Directions: Find every line in the material below with the string "falls" and state how many there are, with no other text.

---*---

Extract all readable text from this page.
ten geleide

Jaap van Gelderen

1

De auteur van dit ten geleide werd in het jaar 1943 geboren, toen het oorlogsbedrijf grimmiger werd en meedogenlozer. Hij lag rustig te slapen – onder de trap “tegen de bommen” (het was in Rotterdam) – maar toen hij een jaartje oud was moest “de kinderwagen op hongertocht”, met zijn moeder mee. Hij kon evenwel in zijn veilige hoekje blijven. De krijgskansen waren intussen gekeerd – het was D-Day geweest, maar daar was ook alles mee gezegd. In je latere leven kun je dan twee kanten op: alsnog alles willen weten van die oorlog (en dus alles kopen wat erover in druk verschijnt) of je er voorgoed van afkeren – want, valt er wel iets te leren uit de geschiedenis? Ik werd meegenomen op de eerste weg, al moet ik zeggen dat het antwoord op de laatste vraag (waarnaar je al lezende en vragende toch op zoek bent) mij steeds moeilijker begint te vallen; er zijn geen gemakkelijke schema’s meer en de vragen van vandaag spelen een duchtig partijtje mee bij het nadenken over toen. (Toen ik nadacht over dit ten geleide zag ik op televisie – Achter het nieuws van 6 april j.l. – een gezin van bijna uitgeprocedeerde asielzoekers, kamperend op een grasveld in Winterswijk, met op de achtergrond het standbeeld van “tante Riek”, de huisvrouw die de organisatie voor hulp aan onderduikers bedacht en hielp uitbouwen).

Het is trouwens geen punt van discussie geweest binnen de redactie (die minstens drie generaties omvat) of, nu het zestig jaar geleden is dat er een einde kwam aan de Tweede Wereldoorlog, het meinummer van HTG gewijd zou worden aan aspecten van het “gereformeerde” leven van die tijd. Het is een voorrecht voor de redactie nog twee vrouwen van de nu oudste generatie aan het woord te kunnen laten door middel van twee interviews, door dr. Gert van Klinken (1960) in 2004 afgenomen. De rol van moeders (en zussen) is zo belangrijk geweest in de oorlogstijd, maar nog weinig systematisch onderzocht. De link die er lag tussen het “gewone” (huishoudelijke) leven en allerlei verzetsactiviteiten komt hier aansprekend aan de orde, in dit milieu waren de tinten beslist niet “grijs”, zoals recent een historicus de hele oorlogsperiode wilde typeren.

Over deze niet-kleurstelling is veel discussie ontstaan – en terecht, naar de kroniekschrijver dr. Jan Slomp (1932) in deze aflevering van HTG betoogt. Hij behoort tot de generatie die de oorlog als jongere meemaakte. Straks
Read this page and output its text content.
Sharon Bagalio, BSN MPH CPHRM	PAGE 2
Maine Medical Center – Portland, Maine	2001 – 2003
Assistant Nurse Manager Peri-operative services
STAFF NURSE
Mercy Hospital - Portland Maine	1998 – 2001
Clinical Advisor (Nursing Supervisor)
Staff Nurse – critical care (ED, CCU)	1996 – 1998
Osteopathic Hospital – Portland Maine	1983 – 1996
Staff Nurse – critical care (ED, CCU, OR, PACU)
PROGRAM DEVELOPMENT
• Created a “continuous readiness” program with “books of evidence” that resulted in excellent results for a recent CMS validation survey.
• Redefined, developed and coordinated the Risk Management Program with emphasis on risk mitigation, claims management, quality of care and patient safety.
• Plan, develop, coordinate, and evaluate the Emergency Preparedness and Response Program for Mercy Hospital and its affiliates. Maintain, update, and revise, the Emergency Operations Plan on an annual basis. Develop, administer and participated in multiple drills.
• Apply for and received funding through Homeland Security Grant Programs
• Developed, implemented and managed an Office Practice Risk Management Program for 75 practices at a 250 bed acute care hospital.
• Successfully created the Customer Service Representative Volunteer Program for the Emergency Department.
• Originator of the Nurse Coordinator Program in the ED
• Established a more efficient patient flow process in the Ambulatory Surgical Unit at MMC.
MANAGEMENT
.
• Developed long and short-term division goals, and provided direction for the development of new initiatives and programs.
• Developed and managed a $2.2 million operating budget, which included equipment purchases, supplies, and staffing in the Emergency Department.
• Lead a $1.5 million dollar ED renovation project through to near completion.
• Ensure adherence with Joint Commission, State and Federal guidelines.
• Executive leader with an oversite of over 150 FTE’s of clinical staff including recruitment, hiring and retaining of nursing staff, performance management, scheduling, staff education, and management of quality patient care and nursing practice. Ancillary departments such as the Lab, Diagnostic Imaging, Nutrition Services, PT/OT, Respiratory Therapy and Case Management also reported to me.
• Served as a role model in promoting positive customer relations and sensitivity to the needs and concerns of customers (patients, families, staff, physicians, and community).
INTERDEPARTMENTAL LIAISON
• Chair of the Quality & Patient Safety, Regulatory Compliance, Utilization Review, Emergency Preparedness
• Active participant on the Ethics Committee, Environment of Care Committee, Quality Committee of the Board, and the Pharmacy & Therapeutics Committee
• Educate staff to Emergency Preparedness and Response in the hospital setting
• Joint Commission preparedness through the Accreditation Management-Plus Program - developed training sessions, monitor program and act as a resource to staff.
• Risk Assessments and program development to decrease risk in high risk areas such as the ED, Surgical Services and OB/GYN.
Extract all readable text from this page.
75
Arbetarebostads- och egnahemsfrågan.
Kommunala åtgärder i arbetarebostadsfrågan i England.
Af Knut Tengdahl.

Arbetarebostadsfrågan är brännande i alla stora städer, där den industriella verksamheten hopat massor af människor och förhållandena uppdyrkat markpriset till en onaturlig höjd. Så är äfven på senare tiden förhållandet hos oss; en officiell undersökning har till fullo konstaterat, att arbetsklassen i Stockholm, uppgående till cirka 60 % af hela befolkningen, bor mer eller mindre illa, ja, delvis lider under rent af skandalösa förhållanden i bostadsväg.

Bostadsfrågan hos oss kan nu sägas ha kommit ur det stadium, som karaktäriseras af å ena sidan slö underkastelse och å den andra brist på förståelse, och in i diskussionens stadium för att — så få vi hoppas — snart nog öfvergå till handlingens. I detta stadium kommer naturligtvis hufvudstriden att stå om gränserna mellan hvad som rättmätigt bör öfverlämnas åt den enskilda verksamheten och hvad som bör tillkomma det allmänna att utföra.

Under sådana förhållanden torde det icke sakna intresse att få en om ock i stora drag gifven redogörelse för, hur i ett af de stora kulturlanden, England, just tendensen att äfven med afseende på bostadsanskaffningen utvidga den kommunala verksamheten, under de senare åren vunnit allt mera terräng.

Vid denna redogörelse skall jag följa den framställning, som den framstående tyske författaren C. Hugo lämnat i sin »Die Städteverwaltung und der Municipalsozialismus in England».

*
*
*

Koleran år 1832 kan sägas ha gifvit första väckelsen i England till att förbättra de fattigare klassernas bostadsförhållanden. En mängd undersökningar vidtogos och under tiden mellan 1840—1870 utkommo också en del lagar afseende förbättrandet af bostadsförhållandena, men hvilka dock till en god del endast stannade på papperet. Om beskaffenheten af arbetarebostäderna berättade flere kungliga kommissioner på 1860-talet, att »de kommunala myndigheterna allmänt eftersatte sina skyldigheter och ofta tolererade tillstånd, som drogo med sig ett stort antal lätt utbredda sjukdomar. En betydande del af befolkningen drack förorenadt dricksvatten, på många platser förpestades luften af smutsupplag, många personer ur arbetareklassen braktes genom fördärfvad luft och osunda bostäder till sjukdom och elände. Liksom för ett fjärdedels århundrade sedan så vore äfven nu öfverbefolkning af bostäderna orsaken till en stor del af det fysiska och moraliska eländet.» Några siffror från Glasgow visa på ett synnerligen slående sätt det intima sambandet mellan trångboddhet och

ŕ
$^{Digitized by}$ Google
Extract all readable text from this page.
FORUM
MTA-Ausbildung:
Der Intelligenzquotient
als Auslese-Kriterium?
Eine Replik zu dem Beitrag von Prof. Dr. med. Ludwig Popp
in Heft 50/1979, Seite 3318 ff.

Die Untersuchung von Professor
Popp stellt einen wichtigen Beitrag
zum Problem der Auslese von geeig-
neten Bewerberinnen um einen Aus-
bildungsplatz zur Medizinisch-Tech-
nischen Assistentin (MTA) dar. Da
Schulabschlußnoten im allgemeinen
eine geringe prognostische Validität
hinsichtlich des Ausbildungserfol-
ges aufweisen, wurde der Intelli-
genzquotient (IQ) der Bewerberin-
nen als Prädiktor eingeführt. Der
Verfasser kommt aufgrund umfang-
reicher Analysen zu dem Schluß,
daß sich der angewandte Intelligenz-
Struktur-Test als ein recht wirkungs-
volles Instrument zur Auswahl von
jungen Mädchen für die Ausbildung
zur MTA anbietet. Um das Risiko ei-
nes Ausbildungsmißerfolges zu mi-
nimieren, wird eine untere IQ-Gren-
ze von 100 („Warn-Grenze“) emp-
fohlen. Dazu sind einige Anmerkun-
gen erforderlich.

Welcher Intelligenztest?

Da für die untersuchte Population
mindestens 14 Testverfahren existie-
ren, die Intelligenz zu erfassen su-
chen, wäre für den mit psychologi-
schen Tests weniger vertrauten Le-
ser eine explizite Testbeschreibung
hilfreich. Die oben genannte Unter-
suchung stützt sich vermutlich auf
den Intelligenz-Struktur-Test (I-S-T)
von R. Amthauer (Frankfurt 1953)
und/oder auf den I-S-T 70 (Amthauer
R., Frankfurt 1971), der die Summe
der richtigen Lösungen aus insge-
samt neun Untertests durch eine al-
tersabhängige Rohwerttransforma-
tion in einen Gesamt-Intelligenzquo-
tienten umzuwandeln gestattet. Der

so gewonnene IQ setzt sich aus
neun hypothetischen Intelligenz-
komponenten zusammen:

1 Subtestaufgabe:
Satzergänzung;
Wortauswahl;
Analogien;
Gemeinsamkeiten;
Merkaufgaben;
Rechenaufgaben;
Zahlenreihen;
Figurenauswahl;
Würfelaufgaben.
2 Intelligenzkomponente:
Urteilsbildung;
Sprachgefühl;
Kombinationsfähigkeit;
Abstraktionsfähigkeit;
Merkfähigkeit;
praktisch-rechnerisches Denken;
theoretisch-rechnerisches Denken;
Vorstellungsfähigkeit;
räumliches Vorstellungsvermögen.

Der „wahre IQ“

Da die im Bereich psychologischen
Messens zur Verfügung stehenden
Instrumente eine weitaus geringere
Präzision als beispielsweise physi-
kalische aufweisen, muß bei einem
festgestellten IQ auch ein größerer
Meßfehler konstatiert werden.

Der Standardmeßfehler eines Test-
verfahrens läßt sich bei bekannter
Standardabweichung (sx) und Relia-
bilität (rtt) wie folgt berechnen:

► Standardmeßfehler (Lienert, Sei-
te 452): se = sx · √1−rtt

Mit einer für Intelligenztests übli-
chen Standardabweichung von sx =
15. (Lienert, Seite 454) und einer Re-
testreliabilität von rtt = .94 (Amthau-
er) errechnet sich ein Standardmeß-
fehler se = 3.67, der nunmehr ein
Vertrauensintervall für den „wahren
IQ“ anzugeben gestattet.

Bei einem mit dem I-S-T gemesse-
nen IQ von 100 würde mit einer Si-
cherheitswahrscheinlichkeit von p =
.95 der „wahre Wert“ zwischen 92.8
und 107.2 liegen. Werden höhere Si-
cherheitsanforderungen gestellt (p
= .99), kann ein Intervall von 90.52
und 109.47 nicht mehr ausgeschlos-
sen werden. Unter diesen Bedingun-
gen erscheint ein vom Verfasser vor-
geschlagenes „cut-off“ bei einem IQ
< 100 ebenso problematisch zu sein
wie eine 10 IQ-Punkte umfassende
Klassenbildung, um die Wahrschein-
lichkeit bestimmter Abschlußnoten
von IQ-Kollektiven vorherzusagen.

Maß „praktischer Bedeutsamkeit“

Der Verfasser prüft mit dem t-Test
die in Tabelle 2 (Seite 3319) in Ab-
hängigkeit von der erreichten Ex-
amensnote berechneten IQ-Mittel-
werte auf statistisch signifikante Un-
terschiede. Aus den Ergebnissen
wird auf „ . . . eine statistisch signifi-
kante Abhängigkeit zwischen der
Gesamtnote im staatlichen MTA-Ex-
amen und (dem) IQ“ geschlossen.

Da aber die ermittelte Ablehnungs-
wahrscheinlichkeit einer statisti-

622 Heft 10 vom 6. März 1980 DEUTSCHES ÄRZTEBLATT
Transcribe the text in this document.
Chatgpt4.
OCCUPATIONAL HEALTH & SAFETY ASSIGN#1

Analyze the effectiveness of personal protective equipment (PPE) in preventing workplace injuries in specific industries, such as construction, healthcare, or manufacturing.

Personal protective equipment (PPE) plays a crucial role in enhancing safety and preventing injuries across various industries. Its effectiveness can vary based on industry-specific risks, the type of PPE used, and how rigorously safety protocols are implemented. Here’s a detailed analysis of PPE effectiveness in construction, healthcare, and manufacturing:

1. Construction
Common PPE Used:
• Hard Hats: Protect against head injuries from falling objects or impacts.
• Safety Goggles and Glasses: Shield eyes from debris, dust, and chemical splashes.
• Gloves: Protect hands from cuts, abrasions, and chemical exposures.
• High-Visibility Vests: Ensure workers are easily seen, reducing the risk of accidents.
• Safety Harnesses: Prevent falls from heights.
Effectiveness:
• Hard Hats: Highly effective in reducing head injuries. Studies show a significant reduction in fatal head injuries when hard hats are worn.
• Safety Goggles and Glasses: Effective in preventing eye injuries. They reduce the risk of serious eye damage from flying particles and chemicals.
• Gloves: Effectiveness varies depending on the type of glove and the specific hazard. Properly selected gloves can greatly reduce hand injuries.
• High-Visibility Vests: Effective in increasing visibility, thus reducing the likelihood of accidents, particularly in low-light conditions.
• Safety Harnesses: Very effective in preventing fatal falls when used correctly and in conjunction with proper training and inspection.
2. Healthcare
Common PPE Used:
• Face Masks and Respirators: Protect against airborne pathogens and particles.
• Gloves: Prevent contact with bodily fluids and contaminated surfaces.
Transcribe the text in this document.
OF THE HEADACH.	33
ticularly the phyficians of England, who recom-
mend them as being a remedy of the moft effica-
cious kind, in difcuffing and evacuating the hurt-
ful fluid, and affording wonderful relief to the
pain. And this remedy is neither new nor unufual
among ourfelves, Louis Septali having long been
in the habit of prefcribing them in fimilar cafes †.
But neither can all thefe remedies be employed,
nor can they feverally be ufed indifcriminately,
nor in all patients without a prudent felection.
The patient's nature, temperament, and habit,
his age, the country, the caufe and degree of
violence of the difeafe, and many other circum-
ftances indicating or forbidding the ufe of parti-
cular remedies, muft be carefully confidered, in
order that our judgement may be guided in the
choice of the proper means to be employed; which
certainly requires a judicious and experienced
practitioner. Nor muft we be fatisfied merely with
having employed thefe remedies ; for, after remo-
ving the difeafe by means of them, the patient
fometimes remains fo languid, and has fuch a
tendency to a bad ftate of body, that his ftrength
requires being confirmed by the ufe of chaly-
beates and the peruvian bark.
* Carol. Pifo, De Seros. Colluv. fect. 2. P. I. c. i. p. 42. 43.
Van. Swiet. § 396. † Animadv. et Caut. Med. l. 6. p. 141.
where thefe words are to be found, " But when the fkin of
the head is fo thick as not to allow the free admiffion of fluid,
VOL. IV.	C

---*---

Answer section: 2